- _What the task asks_: Make an exact copy of all the entries, but do not reproduce the pictures.

- _Given records_:
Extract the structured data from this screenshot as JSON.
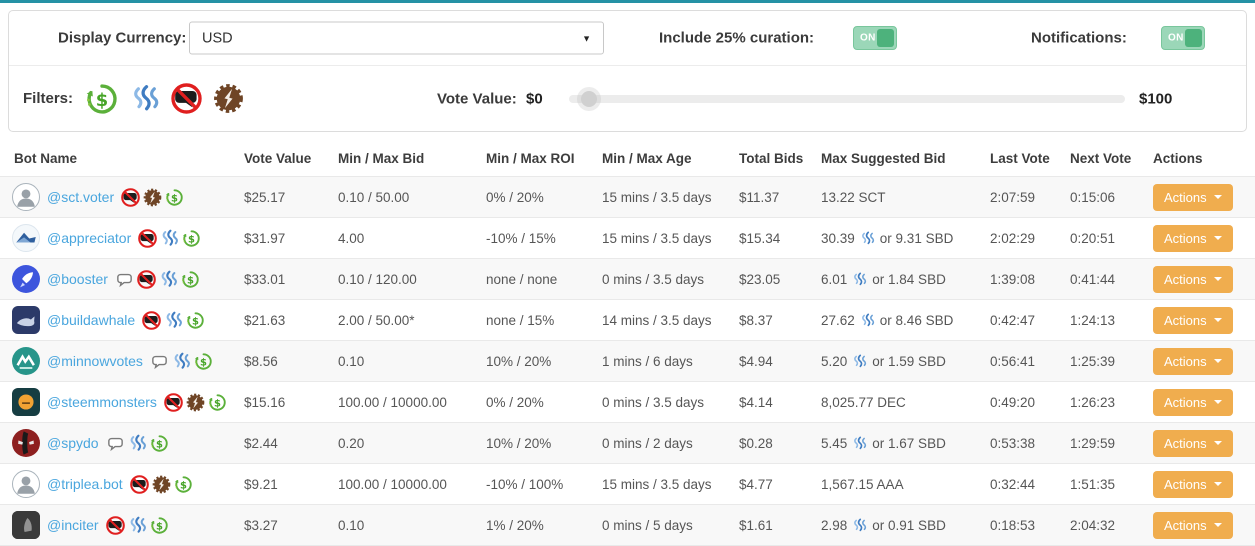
{
  "colors": {
    "top_accent": "#2592a5",
    "action_button_orange": "#f0ad4e",
    "toggle_green": "#4db27c",
    "link_blue": "#4aa6de",
    "steem_blue": "#3f7cc1",
    "filter_green": "#5bb03a",
    "no_comment_red": "#e01f1f",
    "sp_badge_brown": "#6f4526"
  },
  "controls": {
    "display_currency_label": "Display Currency:",
    "display_currency_value": "USD",
    "curation_label": "Include 25% curation:",
    "curation_state": "ON",
    "notifications_label": "Notifications:",
    "notifications_state": "ON",
    "filters_label": "Filters:",
    "filter_icons": [
      "money-back",
      "steem",
      "no-comment",
      "sp-badge"
    ],
    "vote_value_label": "Vote Value:",
    "vote_value_min": "$0",
    "vote_value_max": "$100"
  },
  "table": {
    "columns": [
      "Bot Name",
      "Vote Value",
      "Min / Max Bid",
      "Min / Max ROI",
      "Min / Max Age",
      "Total Bids",
      "Max Suggested Bid",
      "Last Vote",
      "Next Vote",
      "Actions"
    ],
    "actions_label": "Actions",
    "rows": [
      {
        "name": "@sct.voter",
        "avatar": {
          "glyph": "person",
          "bg": "#ffffff",
          "shape": "circle",
          "border": "#aab4bc"
        },
        "badges": [
          "no-comment",
          "sp-badge",
          "money-back"
        ],
        "vote_value": "$25.17",
        "bid": "0.10 / 50.00",
        "roi": "0% / 20%",
        "age": "15 mins / 3.5 days",
        "total_bids": "$11.37",
        "max_bid": {
          "pre": "13.22 SCT",
          "steem": false,
          "post": ""
        },
        "last_vote": "2:07:59",
        "next_vote": "0:15:06"
      },
      {
        "name": "@appreciator",
        "avatar": {
          "glyph": "mountain",
          "bg": "#f4f8fb",
          "shape": "circle",
          "border": "#dde6ee"
        },
        "badges": [
          "no-comment",
          "steem",
          "money-back"
        ],
        "vote_value": "$31.97",
        "bid": "4.00",
        "roi": "-10% / 15%",
        "age": "15 mins / 3.5 days",
        "total_bids": "$15.34",
        "max_bid": {
          "pre": "30.39",
          "steem": true,
          "post": "or 9.31 SBD"
        },
        "last_vote": "2:02:29",
        "next_vote": "0:20:51"
      },
      {
        "name": "@booster",
        "avatar": {
          "glyph": "rocket",
          "bg": "#3d55dd",
          "shape": "circle"
        },
        "badges": [
          "comment",
          "no-comment",
          "steem",
          "money-back"
        ],
        "vote_value": "$33.01",
        "bid": "0.10 / 120.00",
        "roi": "none / none",
        "age": "0 mins / 3.5 days",
        "total_bids": "$23.05",
        "max_bid": {
          "pre": "6.01",
          "steem": true,
          "post": "or 1.84 SBD"
        },
        "last_vote": "1:39:08",
        "next_vote": "0:41:44"
      },
      {
        "name": "@buildawhale",
        "avatar": {
          "glyph": "whale",
          "bg": "#2c3a69",
          "shape": "rounded"
        },
        "badges": [
          "no-comment",
          "steem",
          "money-back"
        ],
        "vote_value": "$21.63",
        "bid": "2.00 / 50.00*",
        "roi": "none / 15%",
        "age": "14 mins / 3.5 days",
        "total_bids": "$8.37",
        "max_bid": {
          "pre": "27.62",
          "steem": true,
          "post": "or 8.46 SBD"
        },
        "last_vote": "0:42:47",
        "next_vote": "1:24:13"
      },
      {
        "name": "@minnowvotes",
        "avatar": {
          "glyph": "minnow",
          "bg": "#27958a",
          "shape": "circle"
        },
        "badges": [
          "comment",
          "steem",
          "money-back"
        ],
        "vote_value": "$8.56",
        "bid": "0.10",
        "roi": "10% / 20%",
        "age": "1 mins / 6 days",
        "total_bids": "$4.94",
        "max_bid": {
          "pre": "5.20",
          "steem": true,
          "post": "or 1.59 SBD"
        },
        "last_vote": "0:56:41",
        "next_vote": "1:25:39"
      },
      {
        "name": "@steemmonsters",
        "avatar": {
          "glyph": "monster",
          "bg": "#163d42",
          "shape": "rounded"
        },
        "badges": [
          "no-comment",
          "sp-badge",
          "money-back"
        ],
        "vote_value": "$15.16",
        "bid": "100.00 / 10000.00",
        "roi": "0% / 20%",
        "age": "0 mins / 3.5 days",
        "total_bids": "$4.14",
        "max_bid": {
          "pre": "8,025.77 DEC",
          "steem": false,
          "post": ""
        },
        "last_vote": "0:49:20",
        "next_vote": "1:26:23"
      },
      {
        "name": "@spydo",
        "avatar": {
          "glyph": "mask",
          "bg": "#8e2020",
          "shape": "circle"
        },
        "badges": [
          "comment",
          "steem",
          "money-back"
        ],
        "vote_value": "$2.44",
        "bid": "0.20",
        "roi": "10% / 20%",
        "age": "0 mins / 2 days",
        "total_bids": "$0.28",
        "max_bid": {
          "pre": "5.45",
          "steem": true,
          "post": "or 1.67 SBD"
        },
        "last_vote": "0:53:38",
        "next_vote": "1:29:59"
      },
      {
        "name": "@triplea.bot",
        "avatar": {
          "glyph": "person",
          "bg": "#ffffff",
          "shape": "circle",
          "border": "#aab4bc"
        },
        "badges": [
          "no-comment",
          "sp-badge",
          "money-back"
        ],
        "vote_value": "$9.21",
        "bid": "100.00 / 10000.00",
        "roi": "-10% / 100%",
        "age": "15 mins / 3.5 days",
        "total_bids": "$4.77",
        "max_bid": {
          "pre": "1,567.15 AAA",
          "steem": false,
          "post": ""
        },
        "last_vote": "0:32:44",
        "next_vote": "1:51:35"
      },
      {
        "name": "@inciter",
        "avatar": {
          "glyph": "photo",
          "bg": "#2f2f2f",
          "shape": "rounded"
        },
        "badges": [
          "no-comment",
          "steem",
          "money-back"
        ],
        "vote_value": "$3.27",
        "bid": "0.10",
        "roi": "1% / 20%",
        "age": "0 mins / 5 days",
        "total_bids": "$1.61",
        "max_bid": {
          "pre": "2.98",
          "steem": true,
          "post": "or 0.91 SBD"
        },
        "last_vote": "0:18:53",
        "next_vote": "2:04:32"
      }
    ]
  }
}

- _Output for this exercise_:
Extract the structured data from this screenshot as JSON.
{
  "colors": {
    "top_accent": "#2592a5",
    "action_button_orange": "#f0ad4e",
    "toggle_green": "#4db27c",
    "link_blue": "#4aa6de",
    "steem_blue": "#3f7cc1",
    "filter_green": "#5bb03a",
    "no_comment_red": "#e01f1f",
    "sp_badge_brown": "#6f4526"
  },
  "controls": {
    "display_currency_label": "Display Currency:",
    "display_currency_value": "USD",
    "curation_label": "Include 25% curation:",
    "curation_state": "ON",
    "notifications_label": "Notifications:",
    "notifications_state": "ON",
    "filters_label": "Filters:",
    "filter_icons": [
      "money-back",
      "steem",
      "no-comment",
      "sp-badge"
    ],
    "vote_value_label": "Vote Value:",
    "vote_value_min": "$0",
    "vote_value_max": "$100"
  },
  "table": {
    "columns": [
      "Bot Name",
      "Vote Value",
      "Min / Max Bid",
      "Min / Max ROI",
      "Min / Max Age",
      "Total Bids",
      "Max Suggested Bid",
      "Last Vote",
      "Next Vote",
      "Actions"
    ],
    "actions_label": "Actions",
    "rows": [
      {
        "name": "@sct.voter",
        "avatar": {
          "glyph": "person",
          "bg": "#ffffff",
          "shape": "circle",
          "border": "#aab4bc"
        },
        "badges": [
          "no-comment",
          "sp-badge",
          "money-back"
        ],
        "vote_value": "$25.17",
        "bid": "0.10 / 50.00",
        "roi": "0% / 20%",
        "age": "15 mins / 3.5 days",
        "total_bids": "$11.37",
        "max_bid": {
          "pre": "13.22 SCT",
          "steem": false,
          "post": ""
        },
        "last_vote": "2:07:59",
        "next_vote": "0:15:06"
      },
      {
        "name": "@appreciator",
        "avatar": {
          "glyph": "mountain",
          "bg": "#f4f8fb",
          "shape": "circle",
          "border": "#dde6ee"
        },
        "badges": [
          "no-comment",
          "steem",
          "money-back"
        ],
        "vote_value": "$31.97",
        "bid": "4.00",
        "roi": "-10% / 15%",
        "age": "15 mins / 3.5 days",
        "total_bids": "$15.34",
        "max_bid": {
          "pre": "30.39",
          "steem": true,
          "post": "or 9.31 SBD"
        },
        "last_vote": "2:02:29",
        "next_vote": "0:20:51"
      },
      {
        "name": "@booster",
        "avatar": {
          "glyph": "rocket",
          "bg": "#3d55dd",
          "shape": "circle"
        },
        "badges": [
          "comment",
          "no-comment",
          "steem",
          "money-back"
        ],
        "vote_value": "$33.01",
        "bid": "0.10 / 120.00",
        "roi": "none / none",
        "age": "0 mins / 3.5 days",
        "total_bids": "$23.05",
        "max_bid": {
          "pre": "6.01",
          "steem": true,
          "post": "or 1.84 SBD"
        },
        "last_vote": "1:39:08",
        "next_vote": "0:41:44"
      },
      {
        "name": "@buildawhale",
        "avatar": {
          "glyph": "whale",
          "bg": "#2c3a69",
          "shape": "rounded"
        },
        "badges": [
          "no-comment",
          "steem",
          "money-back"
        ],
        "vote_value": "$21.63",
        "bid": "2.00 / 50.00*",
        "roi": "none / 15%",
        "age": "14 mins / 3.5 days",
        "total_bids": "$8.37",
        "max_bid": {
          "pre": "27.62",
          "steem": true,
          "post": "or 8.46 SBD"
        },
        "last_vote": "0:42:47",
        "next_vote": "1:24:13"
      },
      {
        "name": "@minnowvotes",
        "avatar": {
          "glyph": "minnow",
          "bg": "#27958a",
          "shape": "circle"
        },
        "badges": [
          "comment",
          "steem",
          "money-back"
        ],
        "vote_value": "$8.56",
        "bid": "0.10",
        "roi": "10% / 20%",
        "age": "1 mins / 6 days",
        "total_bids": "$4.94",
        "max_bid": {
          "pre": "5.20",
          "steem": true,
          "post": "or 1.59 SBD"
        },
        "last_vote": "0:56:41",
        "next_vote": "1:25:39"
      },
      {
        "name": "@steemmonsters",
        "avatar": {
          "glyph": "monster",
          "bg": "#163d42",
          "shape": "rounded"
        },
        "badges": [
          "no-comment",
          "sp-badge",
          "money-back"
        ],
        "vote_value": "$15.16",
        "bid": "100.00 / 10000.00",
        "roi": "0% / 20%",
        "age": "0 mins / 3.5 days",
        "total_bids": "$4.14",
        "max_bid": {
          "pre": "8,025.77 DEC",
          "steem": false,
          "post": ""
        },
        "last_vote": "0:49:20",
        "next_vote": "1:26:23"
      },
      {
        "name": "@spydo",
        "avatar": {
          "glyph": "mask",
          "bg": "#8e2020",
          "shape": "circle"
        },
        "badges": [
          "comment",
          "steem",
          "money-back"
        ],
        "vote_value": "$2.44",
        "bid": "0.20",
        "roi": "10% / 20%",
        "age": "0 mins / 2 days",
        "total_bids": "$0.28",
        "max_bid": {
          "pre": "5.45",
          "steem": true,
          "post": "or 1.67 SBD"
        },
        "last_vote": "0:53:38",
        "next_vote": "1:29:59"
      },
      {
        "name": "@triplea.bot",
        "avatar": {
          "glyph": "person",
          "bg": "#ffffff",
          "shape": "circle",
          "border": "#aab4bc"
        },
        "badges": [
          "no-comment",
          "sp-badge",
          "money-back"
        ],
        "vote_value": "$9.21",
        "bid": "100.00 / 10000.00",
        "roi": "-10% / 100%",
        "age": "15 mins / 3.5 days",
        "total_bids": "$4.77",
        "max_bid": {
          "pre": "1,567.15 AAA",
          "steem": false,
          "post": ""
        },
        "last_vote": "0:32:44",
        "next_vote": "1:51:35"
      },
      {
        "name": "@inciter",
        "avatar": {
          "glyph": "photo",
          "bg": "#2f2f2f",
          "shape": "rounded"
        },
        "badges": [
          "no-comment",
          "steem",
          "money-back"
        ],
        "vote_value": "$3.27",
        "bid": "0.10",
        "roi": "1% / 20%",
        "age": "0 mins / 5 days",
        "total_bids": "$1.61",
        "max_bid": {
          "pre": "2.98",
          "steem": true,
          "post": "or 0.91 SBD"
        },
        "last_vote": "0:18:53",
        "next_vote": "2:04:32"
      }
    ]
  }
}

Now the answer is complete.